--- start of Supplied data ---

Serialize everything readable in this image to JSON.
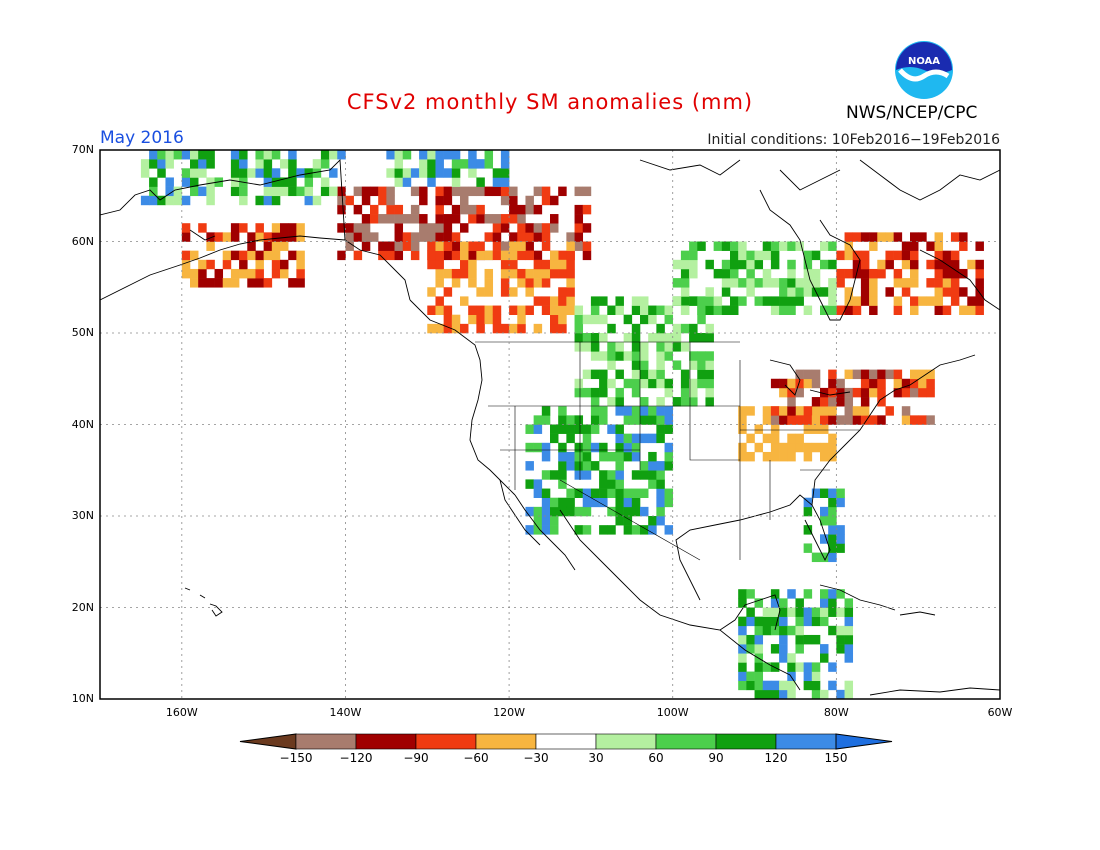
{
  "title": "CFSv2 monthly SM anomalies (mm)",
  "valid_month": "May 2016",
  "initial_conditions": "Initial conditions: 10Feb2016−19Feb2016",
  "agency": "NWS/NCEP/CPC",
  "logo_text": "NOAA",
  "lat_labels": [
    "70N",
    "60N",
    "50N",
    "40N",
    "30N",
    "20N",
    "10N"
  ],
  "lon_labels": [
    "160W",
    "140W",
    "120W",
    "100W",
    "80W",
    "60W"
  ],
  "colorbar": {
    "labels": [
      "−150",
      "−120",
      "−90",
      "−60",
      "−30",
      "30",
      "60",
      "90",
      "120",
      "150"
    ],
    "colors": [
      "#6b3a1f",
      "#a87c6e",
      "#a00000",
      "#f03b12",
      "#f7b540",
      "#ffffff",
      "#b4f0a0",
      "#4ccf4c",
      "#10a010",
      "#3c8be6",
      "#1e6fe0"
    ]
  },
  "chart_data": {
    "type": "heatmap",
    "variable": "soil moisture anomaly (mm)",
    "lat_range": [
      10,
      70
    ],
    "lon_range": [
      -170,
      -60
    ],
    "regions": [
      {
        "area": "Yukon / NW Canada",
        "sign": "dry",
        "range": [
          -150,
          -60
        ]
      },
      {
        "area": "British Columbia / Alberta",
        "sign": "dry",
        "range": [
          -90,
          -30
        ]
      },
      {
        "area": "Southern Alaska",
        "sign": "dry",
        "range": [
          -120,
          -30
        ]
      },
      {
        "area": "Northern Alaska / Arctic coast",
        "sign": "wet",
        "range": [
          30,
          150
        ]
      },
      {
        "area": "US Southwest / Rockies / Southern Plains",
        "sign": "wet",
        "range": [
          60,
          150
        ]
      },
      {
        "area": "Northern Plains / Canadian Prairies",
        "sign": "wet",
        "range": [
          30,
          120
        ]
      },
      {
        "area": "Ohio Valley / Tennessee",
        "sign": "dry",
        "range": [
          -60,
          -30
        ]
      },
      {
        "area": "Great Lakes / New England",
        "sign": "dry",
        "range": [
          -150,
          -30
        ]
      },
      {
        "area": "Florida / Southeast coast",
        "sign": "wet",
        "range": [
          60,
          150
        ]
      },
      {
        "area": "Quebec / Labrador",
        "sign": "dry",
        "range": [
          -120,
          -30
        ]
      },
      {
        "area": "Central America / Caribbean",
        "sign": "wet",
        "range": [
          30,
          150
        ]
      }
    ]
  }
}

--- end of Supplied data ---

◆ Exercise ◆
Omitting all images, retype each line of the records precisely.

◆ Result of this task ◆
Serialize everything readable in this image to JSON.
{
  "title": "CFSv2 monthly SM anomalies (mm)",
  "valid_month": "May 2016",
  "initial_conditions": "Initial conditions: 10Feb2016−19Feb2016",
  "agency": "NWS/NCEP/CPC",
  "logo_text": "NOAA",
  "lat_labels": [
    "70N",
    "60N",
    "50N",
    "40N",
    "30N",
    "20N",
    "10N"
  ],
  "lon_labels": [
    "160W",
    "140W",
    "120W",
    "100W",
    "80W",
    "60W"
  ],
  "colorbar": {
    "labels": [
      "−150",
      "−120",
      "−90",
      "−60",
      "−30",
      "30",
      "60",
      "90",
      "120",
      "150"
    ],
    "colors": [
      "#6b3a1f",
      "#a87c6e",
      "#a00000",
      "#f03b12",
      "#f7b540",
      "#ffffff",
      "#b4f0a0",
      "#4ccf4c",
      "#10a010",
      "#3c8be6",
      "#1e6fe0"
    ]
  },
  "chart_data": {
    "type": "heatmap",
    "variable": "soil moisture anomaly (mm)",
    "lat_range": [
      10,
      70
    ],
    "lon_range": [
      -170,
      -60
    ],
    "regions": [
      {
        "area": "Yukon / NW Canada",
        "sign": "dry",
        "range": [
          -150,
          -60
        ]
      },
      {
        "area": "British Columbia / Alberta",
        "sign": "dry",
        "range": [
          -90,
          -30
        ]
      },
      {
        "area": "Southern Alaska",
        "sign": "dry",
        "range": [
          -120,
          -30
        ]
      },
      {
        "area": "Northern Alaska / Arctic coast",
        "sign": "wet",
        "range": [
          30,
          150
        ]
      },
      {
        "area": "US Southwest / Rockies / Southern Plains",
        "sign": "wet",
        "range": [
          60,
          150
        ]
      },
      {
        "area": "Northern Plains / Canadian Prairies",
        "sign": "wet",
        "range": [
          30,
          120
        ]
      },
      {
        "area": "Ohio Valley / Tennessee",
        "sign": "dry",
        "range": [
          -60,
          -30
        ]
      },
      {
        "area": "Great Lakes / New England",
        "sign": "dry",
        "range": [
          -150,
          -30
        ]
      },
      {
        "area": "Florida / Southeast coast",
        "sign": "wet",
        "range": [
          60,
          150
        ]
      },
      {
        "area": "Quebec / Labrador",
        "sign": "dry",
        "range": [
          -120,
          -30
        ]
      },
      {
        "area": "Central America / Caribbean",
        "sign": "wet",
        "range": [
          30,
          150
        ]
      }
    ]
  }
}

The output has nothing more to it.